**Task requirements**
Gather up the lines that contain "title".

**Exercise materials**
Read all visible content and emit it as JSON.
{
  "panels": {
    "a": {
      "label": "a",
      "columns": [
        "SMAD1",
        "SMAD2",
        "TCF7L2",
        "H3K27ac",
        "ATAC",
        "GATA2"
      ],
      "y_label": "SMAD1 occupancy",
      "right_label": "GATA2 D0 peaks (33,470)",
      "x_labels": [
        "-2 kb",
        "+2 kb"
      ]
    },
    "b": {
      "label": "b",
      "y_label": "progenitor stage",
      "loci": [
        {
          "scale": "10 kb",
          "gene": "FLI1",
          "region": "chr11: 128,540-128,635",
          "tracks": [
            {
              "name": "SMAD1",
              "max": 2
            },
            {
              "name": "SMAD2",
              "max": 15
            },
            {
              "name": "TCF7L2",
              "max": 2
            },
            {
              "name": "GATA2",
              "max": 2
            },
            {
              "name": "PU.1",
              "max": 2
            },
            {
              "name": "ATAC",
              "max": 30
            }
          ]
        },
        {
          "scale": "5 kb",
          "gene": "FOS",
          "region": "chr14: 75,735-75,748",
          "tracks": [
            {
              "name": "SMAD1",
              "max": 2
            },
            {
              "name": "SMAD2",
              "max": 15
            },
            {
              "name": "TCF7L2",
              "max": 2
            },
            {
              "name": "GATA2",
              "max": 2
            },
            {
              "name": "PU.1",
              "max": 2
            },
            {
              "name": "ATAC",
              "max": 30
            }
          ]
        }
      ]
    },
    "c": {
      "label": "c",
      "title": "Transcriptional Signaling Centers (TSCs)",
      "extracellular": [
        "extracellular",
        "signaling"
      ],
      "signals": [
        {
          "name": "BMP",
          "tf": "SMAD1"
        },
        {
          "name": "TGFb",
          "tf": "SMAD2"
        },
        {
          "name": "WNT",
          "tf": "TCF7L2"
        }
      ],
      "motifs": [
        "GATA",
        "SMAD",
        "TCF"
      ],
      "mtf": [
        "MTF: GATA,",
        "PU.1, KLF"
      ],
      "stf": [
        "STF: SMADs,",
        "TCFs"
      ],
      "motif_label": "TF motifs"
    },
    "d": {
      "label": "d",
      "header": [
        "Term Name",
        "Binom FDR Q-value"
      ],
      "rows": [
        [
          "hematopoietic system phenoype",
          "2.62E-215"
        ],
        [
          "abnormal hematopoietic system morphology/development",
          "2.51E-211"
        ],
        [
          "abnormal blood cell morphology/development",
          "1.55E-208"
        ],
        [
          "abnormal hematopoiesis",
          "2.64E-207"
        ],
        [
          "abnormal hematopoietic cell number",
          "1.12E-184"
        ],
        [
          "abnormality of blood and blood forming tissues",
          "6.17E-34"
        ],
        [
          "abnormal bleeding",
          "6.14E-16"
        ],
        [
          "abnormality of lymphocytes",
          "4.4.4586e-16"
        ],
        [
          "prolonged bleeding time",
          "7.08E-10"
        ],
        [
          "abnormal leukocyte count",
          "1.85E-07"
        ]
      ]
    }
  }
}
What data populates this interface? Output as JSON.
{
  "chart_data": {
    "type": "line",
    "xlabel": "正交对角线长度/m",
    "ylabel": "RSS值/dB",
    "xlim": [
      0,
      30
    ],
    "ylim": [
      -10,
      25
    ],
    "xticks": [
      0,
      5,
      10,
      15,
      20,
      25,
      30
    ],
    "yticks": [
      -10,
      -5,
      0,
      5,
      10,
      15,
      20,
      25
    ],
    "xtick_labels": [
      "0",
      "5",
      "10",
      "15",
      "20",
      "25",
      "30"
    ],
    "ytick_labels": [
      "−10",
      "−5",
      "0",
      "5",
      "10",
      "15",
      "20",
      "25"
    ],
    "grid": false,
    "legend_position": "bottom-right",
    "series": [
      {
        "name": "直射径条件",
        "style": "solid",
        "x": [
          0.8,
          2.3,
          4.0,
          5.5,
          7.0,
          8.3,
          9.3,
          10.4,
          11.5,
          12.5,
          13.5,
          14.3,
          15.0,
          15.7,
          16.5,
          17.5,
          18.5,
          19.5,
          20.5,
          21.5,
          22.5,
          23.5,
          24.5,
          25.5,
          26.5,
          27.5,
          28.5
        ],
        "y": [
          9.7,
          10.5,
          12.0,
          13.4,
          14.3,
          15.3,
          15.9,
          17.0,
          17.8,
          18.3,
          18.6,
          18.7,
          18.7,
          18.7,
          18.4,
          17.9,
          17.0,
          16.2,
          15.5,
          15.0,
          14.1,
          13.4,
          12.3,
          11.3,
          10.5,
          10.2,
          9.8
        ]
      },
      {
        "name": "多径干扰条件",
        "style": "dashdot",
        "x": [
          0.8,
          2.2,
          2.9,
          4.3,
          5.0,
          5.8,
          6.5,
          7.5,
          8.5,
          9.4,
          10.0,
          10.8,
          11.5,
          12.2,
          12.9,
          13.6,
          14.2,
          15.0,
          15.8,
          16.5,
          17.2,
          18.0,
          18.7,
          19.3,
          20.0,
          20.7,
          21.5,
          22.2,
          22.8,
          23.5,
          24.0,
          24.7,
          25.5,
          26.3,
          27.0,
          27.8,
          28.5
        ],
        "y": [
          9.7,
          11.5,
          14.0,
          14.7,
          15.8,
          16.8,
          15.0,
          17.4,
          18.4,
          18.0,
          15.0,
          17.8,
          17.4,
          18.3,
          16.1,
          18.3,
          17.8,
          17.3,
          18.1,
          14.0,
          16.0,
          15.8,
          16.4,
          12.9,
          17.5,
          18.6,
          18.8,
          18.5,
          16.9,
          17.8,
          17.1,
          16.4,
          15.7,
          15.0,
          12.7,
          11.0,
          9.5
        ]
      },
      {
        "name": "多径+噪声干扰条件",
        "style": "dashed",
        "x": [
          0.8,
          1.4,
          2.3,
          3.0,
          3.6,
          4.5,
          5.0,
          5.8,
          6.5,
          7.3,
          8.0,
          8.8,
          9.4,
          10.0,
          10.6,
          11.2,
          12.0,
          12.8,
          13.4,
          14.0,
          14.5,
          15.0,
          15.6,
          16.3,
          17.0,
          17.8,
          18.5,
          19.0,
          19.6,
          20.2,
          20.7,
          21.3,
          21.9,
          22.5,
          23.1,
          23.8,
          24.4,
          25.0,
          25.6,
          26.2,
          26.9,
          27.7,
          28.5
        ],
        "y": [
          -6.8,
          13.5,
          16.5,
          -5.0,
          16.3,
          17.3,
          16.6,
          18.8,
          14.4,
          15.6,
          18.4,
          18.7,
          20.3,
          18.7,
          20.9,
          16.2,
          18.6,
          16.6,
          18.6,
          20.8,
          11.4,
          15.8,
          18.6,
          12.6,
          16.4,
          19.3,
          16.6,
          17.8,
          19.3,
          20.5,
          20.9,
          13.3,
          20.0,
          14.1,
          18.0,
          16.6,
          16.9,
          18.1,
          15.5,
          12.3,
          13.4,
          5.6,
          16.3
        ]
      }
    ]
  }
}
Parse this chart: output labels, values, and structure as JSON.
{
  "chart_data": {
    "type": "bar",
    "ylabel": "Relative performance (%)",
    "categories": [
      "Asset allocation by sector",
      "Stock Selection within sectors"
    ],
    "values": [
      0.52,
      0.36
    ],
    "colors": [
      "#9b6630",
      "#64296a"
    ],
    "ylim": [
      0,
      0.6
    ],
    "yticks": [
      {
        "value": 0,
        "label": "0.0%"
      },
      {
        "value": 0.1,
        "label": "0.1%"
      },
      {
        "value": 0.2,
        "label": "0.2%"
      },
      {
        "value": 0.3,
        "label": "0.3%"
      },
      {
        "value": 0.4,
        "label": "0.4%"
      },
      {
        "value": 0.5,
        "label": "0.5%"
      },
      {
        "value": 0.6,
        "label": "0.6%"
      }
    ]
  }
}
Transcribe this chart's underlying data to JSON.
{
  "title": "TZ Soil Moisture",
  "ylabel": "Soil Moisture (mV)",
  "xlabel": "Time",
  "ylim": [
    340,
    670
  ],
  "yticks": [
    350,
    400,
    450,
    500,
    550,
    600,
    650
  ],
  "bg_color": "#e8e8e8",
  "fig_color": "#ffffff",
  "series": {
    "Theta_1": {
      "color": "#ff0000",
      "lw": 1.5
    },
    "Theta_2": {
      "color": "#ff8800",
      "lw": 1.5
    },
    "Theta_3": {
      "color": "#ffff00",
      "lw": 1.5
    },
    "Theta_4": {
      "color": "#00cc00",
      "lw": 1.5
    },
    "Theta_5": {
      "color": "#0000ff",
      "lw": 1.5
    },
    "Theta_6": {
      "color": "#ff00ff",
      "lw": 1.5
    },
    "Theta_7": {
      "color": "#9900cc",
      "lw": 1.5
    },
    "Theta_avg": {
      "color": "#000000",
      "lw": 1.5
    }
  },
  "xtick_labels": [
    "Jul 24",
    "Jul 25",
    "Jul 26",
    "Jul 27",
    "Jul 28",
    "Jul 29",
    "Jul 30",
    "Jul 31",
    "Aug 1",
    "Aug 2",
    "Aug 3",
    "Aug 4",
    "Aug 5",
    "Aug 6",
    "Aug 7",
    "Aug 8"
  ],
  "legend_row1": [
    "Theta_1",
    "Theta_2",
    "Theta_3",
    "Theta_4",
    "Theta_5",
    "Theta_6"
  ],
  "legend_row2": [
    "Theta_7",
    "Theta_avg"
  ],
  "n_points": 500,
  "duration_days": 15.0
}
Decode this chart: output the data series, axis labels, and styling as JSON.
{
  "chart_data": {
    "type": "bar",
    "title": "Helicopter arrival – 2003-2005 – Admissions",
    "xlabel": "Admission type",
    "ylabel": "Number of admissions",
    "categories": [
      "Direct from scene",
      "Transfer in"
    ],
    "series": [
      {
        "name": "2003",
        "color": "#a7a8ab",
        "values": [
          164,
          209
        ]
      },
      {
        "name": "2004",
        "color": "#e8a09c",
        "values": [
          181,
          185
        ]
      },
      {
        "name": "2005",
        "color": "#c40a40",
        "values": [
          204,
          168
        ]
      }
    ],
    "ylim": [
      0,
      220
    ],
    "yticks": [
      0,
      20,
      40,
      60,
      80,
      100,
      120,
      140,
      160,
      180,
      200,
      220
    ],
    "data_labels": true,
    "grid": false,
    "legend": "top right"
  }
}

**Exercise solution**
      "title": "Transcriptional Signaling Centers (TSCs)",
  "title": "TZ Soil Moisture",
    "title": "Helicopter arrival – 2003-2005 – Admissions",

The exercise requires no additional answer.